**Recorded information:**

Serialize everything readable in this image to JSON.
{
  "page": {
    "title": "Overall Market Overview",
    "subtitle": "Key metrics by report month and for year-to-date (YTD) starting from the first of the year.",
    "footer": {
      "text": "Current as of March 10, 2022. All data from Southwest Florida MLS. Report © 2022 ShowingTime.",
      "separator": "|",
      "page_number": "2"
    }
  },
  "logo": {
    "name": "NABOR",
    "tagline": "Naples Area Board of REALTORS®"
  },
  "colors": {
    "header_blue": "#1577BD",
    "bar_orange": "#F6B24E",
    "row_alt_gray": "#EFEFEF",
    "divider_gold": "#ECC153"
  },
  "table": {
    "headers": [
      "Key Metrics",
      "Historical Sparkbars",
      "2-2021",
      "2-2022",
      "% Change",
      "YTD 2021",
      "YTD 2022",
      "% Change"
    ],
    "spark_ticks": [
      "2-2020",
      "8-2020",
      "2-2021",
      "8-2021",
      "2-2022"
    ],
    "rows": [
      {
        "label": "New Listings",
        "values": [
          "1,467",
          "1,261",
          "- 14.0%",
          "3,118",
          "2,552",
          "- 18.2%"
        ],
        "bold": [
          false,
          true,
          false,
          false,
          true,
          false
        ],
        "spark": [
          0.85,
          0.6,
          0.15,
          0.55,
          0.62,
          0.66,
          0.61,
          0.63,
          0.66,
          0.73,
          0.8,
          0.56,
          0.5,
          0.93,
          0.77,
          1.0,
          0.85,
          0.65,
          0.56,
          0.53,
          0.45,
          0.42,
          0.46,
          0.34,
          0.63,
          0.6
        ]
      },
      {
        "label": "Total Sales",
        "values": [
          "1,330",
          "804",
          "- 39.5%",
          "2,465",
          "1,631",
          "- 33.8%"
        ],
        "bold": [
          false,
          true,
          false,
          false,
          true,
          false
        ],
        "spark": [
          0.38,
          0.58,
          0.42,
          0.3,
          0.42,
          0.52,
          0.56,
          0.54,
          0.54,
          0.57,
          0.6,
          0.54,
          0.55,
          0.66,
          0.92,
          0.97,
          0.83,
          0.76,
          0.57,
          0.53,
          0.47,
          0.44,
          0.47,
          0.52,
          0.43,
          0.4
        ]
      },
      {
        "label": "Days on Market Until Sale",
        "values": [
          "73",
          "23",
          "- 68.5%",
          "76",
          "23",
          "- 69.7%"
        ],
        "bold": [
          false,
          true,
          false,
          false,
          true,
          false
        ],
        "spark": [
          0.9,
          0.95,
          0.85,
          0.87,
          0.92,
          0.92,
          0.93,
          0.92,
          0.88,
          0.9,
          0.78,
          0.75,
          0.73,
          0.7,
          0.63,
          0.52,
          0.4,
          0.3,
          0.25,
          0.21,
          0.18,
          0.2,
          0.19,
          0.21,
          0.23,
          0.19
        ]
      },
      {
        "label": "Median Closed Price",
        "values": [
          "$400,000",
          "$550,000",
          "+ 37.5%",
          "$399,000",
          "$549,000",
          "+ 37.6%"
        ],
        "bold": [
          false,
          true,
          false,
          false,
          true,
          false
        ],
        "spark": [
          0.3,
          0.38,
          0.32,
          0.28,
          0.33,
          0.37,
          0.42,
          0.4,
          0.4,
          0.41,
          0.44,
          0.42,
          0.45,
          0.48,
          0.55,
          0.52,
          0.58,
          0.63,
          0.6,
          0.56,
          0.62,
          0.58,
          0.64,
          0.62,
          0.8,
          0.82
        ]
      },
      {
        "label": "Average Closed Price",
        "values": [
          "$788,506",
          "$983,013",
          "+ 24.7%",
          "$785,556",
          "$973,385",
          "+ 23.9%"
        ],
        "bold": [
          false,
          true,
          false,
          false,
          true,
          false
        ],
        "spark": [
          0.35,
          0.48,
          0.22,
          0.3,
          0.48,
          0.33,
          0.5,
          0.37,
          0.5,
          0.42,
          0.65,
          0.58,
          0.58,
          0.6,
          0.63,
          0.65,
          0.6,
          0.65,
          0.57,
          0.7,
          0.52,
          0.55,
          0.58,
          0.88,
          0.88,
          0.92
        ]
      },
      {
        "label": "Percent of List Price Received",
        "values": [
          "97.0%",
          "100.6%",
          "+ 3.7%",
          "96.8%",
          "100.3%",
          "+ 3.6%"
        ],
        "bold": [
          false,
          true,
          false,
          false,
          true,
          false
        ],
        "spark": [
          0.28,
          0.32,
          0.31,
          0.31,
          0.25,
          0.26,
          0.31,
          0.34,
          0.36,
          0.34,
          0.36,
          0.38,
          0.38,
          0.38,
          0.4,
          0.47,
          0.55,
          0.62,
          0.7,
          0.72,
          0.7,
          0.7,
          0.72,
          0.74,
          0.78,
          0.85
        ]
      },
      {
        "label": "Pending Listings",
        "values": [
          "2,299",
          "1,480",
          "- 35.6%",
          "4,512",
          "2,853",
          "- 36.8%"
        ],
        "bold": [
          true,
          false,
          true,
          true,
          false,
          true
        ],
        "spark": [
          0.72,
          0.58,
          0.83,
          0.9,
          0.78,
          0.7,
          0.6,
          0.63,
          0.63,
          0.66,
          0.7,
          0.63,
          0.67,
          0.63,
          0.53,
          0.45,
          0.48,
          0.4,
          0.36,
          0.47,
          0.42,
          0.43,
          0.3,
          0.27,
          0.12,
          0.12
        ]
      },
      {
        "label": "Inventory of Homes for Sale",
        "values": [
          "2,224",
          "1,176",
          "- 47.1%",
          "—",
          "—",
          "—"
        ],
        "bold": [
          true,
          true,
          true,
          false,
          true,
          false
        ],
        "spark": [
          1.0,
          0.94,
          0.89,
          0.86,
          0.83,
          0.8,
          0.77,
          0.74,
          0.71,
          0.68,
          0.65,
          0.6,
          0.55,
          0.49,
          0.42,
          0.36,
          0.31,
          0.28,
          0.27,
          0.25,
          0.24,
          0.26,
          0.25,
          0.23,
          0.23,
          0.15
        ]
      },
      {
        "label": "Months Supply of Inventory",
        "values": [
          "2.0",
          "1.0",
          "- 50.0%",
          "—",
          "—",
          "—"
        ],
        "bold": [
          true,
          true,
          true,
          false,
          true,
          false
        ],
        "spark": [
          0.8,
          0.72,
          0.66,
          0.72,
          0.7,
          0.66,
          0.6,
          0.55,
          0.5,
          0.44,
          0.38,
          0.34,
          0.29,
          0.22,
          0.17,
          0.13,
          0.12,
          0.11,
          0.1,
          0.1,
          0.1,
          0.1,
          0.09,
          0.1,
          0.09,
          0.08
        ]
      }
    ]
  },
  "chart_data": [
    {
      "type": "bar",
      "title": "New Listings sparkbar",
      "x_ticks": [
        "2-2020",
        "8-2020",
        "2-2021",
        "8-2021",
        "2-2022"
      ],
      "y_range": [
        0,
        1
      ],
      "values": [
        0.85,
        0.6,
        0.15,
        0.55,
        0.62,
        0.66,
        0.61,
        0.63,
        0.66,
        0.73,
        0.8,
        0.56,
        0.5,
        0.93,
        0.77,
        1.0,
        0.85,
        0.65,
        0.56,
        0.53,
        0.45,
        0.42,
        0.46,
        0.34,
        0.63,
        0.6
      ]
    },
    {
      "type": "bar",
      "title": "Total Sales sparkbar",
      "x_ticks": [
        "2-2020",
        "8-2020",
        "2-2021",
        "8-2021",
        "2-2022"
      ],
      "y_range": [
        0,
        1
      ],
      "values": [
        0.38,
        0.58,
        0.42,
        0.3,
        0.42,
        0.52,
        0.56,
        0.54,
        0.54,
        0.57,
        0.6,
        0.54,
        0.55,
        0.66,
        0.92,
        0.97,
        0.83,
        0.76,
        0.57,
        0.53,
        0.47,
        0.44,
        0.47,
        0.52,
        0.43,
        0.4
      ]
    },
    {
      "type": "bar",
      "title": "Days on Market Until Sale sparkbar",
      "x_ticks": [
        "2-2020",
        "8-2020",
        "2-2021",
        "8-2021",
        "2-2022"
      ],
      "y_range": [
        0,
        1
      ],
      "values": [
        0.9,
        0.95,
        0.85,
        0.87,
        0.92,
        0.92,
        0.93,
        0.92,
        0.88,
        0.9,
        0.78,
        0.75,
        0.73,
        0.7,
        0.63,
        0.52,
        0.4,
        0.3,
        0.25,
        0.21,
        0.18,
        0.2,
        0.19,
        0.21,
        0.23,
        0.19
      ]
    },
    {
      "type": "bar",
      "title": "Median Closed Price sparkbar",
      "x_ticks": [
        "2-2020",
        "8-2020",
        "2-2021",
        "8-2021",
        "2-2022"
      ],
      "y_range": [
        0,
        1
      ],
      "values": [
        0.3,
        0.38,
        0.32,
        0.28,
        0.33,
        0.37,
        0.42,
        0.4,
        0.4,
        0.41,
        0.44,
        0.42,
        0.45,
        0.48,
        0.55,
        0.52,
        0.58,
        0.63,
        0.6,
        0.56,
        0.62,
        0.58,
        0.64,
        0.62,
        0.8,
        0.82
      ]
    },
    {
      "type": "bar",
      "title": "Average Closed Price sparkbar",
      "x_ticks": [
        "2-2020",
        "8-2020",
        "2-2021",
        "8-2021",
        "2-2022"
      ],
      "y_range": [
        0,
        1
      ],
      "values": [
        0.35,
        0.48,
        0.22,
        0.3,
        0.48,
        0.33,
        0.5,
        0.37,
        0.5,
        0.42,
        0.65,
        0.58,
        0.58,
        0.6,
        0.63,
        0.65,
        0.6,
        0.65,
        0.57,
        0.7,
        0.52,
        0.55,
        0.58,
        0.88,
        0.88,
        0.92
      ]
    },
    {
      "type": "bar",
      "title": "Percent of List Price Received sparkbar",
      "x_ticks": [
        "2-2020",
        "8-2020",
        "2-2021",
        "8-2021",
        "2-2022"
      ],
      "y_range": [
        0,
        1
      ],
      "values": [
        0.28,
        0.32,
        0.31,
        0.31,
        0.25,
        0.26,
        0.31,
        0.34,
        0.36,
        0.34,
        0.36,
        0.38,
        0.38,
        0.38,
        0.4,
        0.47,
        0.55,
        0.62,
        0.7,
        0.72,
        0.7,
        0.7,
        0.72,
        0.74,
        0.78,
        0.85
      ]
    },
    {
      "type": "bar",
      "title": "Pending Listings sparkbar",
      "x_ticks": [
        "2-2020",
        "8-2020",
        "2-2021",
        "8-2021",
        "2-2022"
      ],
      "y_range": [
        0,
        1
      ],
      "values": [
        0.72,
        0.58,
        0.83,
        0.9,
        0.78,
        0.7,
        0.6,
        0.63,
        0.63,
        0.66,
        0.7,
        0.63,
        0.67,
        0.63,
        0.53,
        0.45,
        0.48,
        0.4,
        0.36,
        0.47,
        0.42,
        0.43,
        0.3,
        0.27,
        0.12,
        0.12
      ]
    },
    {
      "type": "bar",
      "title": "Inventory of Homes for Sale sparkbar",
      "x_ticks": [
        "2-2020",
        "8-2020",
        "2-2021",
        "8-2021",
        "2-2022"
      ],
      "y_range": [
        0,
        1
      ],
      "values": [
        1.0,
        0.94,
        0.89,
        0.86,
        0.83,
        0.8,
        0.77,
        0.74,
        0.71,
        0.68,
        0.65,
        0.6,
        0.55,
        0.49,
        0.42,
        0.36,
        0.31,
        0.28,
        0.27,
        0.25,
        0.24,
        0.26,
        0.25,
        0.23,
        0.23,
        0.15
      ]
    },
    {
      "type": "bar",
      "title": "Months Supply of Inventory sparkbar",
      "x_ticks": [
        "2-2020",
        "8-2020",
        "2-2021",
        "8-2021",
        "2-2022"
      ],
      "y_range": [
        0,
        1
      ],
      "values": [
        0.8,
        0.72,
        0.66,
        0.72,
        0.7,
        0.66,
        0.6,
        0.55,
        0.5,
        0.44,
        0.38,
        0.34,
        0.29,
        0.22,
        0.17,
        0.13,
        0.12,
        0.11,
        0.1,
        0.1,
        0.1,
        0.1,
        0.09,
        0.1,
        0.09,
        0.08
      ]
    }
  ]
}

**What is asked:** List all lines above in which the string "Pending" appears.

**Problem solution:**
        "label": "Pending Listings",
      "title": "Pending Listings sparkbar",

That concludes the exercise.